**** Dataset extract ****

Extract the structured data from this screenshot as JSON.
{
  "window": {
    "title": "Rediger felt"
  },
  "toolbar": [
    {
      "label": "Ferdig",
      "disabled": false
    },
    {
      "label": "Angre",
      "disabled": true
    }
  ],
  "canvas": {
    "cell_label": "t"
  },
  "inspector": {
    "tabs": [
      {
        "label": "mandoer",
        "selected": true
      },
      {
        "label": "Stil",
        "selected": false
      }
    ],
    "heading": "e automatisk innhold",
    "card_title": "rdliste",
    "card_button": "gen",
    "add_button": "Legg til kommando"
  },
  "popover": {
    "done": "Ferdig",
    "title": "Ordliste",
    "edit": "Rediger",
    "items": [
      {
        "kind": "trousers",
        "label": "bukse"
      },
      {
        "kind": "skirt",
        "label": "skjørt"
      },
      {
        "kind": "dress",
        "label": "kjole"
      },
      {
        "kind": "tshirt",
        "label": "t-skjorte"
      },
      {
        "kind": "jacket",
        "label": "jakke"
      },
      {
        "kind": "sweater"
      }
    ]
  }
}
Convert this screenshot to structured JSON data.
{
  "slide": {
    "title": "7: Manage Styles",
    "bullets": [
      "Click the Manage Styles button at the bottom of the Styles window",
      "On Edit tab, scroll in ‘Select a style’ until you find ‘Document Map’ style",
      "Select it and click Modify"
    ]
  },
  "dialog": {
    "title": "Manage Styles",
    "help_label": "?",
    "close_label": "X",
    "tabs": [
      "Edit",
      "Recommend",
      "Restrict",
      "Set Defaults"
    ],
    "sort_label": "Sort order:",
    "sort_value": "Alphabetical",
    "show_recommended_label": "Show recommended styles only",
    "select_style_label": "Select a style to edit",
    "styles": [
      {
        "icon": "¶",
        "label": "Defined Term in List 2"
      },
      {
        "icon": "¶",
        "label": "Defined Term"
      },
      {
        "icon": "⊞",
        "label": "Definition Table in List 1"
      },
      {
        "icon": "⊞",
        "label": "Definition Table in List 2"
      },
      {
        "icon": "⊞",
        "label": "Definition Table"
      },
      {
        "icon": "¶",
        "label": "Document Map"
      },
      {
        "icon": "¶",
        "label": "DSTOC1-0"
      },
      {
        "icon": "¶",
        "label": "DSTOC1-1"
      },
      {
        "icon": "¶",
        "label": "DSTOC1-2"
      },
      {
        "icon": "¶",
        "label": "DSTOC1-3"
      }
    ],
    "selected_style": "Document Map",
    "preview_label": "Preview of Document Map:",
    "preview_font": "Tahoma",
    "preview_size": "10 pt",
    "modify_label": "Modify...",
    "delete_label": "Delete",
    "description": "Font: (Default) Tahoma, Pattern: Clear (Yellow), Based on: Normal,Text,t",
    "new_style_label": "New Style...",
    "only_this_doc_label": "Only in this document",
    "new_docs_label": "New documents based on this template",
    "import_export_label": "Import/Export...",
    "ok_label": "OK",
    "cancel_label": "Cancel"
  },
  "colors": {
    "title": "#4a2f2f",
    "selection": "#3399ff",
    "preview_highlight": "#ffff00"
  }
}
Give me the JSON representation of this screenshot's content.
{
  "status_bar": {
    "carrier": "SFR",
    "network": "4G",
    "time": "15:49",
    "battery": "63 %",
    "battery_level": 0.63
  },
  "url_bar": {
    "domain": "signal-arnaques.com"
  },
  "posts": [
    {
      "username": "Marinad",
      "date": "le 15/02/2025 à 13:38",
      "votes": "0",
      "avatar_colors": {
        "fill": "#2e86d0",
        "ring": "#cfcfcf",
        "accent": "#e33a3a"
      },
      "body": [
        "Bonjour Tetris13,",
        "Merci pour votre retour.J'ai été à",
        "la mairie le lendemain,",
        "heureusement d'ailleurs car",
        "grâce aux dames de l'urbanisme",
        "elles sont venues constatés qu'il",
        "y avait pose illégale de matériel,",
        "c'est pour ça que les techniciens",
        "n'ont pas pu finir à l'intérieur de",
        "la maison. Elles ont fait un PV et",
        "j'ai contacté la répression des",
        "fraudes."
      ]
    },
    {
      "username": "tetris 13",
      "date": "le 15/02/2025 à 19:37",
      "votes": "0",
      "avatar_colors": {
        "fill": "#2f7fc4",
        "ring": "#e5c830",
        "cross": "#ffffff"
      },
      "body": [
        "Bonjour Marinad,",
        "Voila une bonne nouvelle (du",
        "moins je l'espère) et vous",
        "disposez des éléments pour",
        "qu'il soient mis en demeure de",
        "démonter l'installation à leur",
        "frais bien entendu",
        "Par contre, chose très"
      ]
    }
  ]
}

****

> What to work on: Repeat the data exactly. Leave nothing out.

> Expected output:
Extract the structured data from this screenshot as JSON.
{
  "window": {
    "title": "Rediger felt"
  },
  "toolbar": [
    {
      "label": "Ferdig",
      "disabled": false
    },
    {
      "label": "Angre",
      "disabled": true
    }
  ],
  "canvas": {
    "cell_label": "t"
  },
  "inspector": {
    "tabs": [
      {
        "label": "mandoer",
        "selected": true
      },
      {
        "label": "Stil",
        "selected": false
      }
    ],
    "heading": "e automatisk innhold",
    "card_title": "rdliste",
    "card_button": "gen",
    "add_button": "Legg til kommando"
  },
  "popover": {
    "done": "Ferdig",
    "title": "Ordliste",
    "edit": "Rediger",
    "items": [
      {
        "kind": "trousers",
        "label": "bukse"
      },
      {
        "kind": "skirt",
        "label": "skjørt"
      },
      {
        "kind": "dress",
        "label": "kjole"
      },
      {
        "kind": "tshirt",
        "label": "t-skjorte"
      },
      {
        "kind": "jacket",
        "label": "jakke"
      },
      {
        "kind": "sweater"
      }
    ]
  }
}
Convert this screenshot to structured JSON data.
{
  "slide": {
    "title": "7: Manage Styles",
    "bullets": [
      "Click the Manage Styles button at the bottom of the Styles window",
      "On Edit tab, scroll in ‘Select a style’ until you find ‘Document Map’ style",
      "Select it and click Modify"
    ]
  },
  "dialog": {
    "title": "Manage Styles",
    "help_label": "?",
    "close_label": "X",
    "tabs": [
      "Edit",
      "Recommend",
      "Restrict",
      "Set Defaults"
    ],
    "sort_label": "Sort order:",
    "sort_value": "Alphabetical",
    "show_recommended_label": "Show recommended styles only",
    "select_style_label": "Select a style to edit",
    "styles": [
      {
        "icon": "¶",
        "label": "Defined Term in List 2"
      },
      {
        "icon": "¶",
        "label": "Defined Term"
      },
      {
        "icon": "⊞",
        "label": "Definition Table in List 1"
      },
      {
        "icon": "⊞",
        "label": "Definition Table in List 2"
      },
      {
        "icon": "⊞",
        "label": "Definition Table"
      },
      {
        "icon": "¶",
        "label": "Document Map"
      },
      {
        "icon": "¶",
        "label": "DSTOC1-0"
      },
      {
        "icon": "¶",
        "label": "DSTOC1-1"
      },
      {
        "icon": "¶",
        "label": "DSTOC1-2"
      },
      {
        "icon": "¶",
        "label": "DSTOC1-3"
      }
    ],
    "selected_style": "Document Map",
    "preview_label": "Preview of Document Map:",
    "preview_font": "Tahoma",
    "preview_size": "10 pt",
    "modify_label": "Modify...",
    "delete_label": "Delete",
    "description": "Font: (Default) Tahoma, Pattern: Clear (Yellow), Based on: Normal,Text,t",
    "new_style_label": "New Style...",
    "only_this_doc_label": "Only in this document",
    "new_docs_label": "New documents based on this template",
    "import_export_label": "Import/Export...",
    "ok_label": "OK",
    "cancel_label": "Cancel"
  },
  "colors": {
    "title": "#4a2f2f",
    "selection": "#3399ff",
    "preview_highlight": "#ffff00"
  }
}
Give me the JSON representation of this screenshot's content.
{
  "status_bar": {
    "carrier": "SFR",
    "network": "4G",
    "time": "15:49",
    "battery": "63 %",
    "battery_level": 0.63
  },
  "url_bar": {
    "domain": "signal-arnaques.com"
  },
  "posts": [
    {
      "username": "Marinad",
      "date": "le 15/02/2025 à 13:38",
      "votes": "0",
      "avatar_colors": {
        "fill": "#2e86d0",
        "ring": "#cfcfcf",
        "accent": "#e33a3a"
      },
      "body": [
        "Bonjour Tetris13,",
        "Merci pour votre retour.J'ai été à",
        "la mairie le lendemain,",
        "heureusement d'ailleurs car",
        "grâce aux dames de l'urbanisme",
        "elles sont venues constatés qu'il",
        "y avait pose illégale de matériel,",
        "c'est pour ça que les techniciens",
        "n'ont pas pu finir à l'intérieur de",
        "la maison. Elles ont fait un PV et",
        "j'ai contacté la répression des",
        "fraudes."
      ]
    },
    {
      "username": "tetris 13",
      "date": "le 15/02/2025 à 19:37",
      "votes": "0",
      "avatar_colors": {
        "fill": "#2f7fc4",
        "ring": "#e5c830",
        "cross": "#ffffff"
      },
      "body": [
        "Bonjour Marinad,",
        "Voila une bonne nouvelle (du",
        "moins je l'espère) et vous",
        "disposez des éléments pour",
        "qu'il soient mis en demeure de",
        "démonter l'installation à leur",
        "frais bien entendu",
        "Par contre, chose très"
      ]
    }
  ]
}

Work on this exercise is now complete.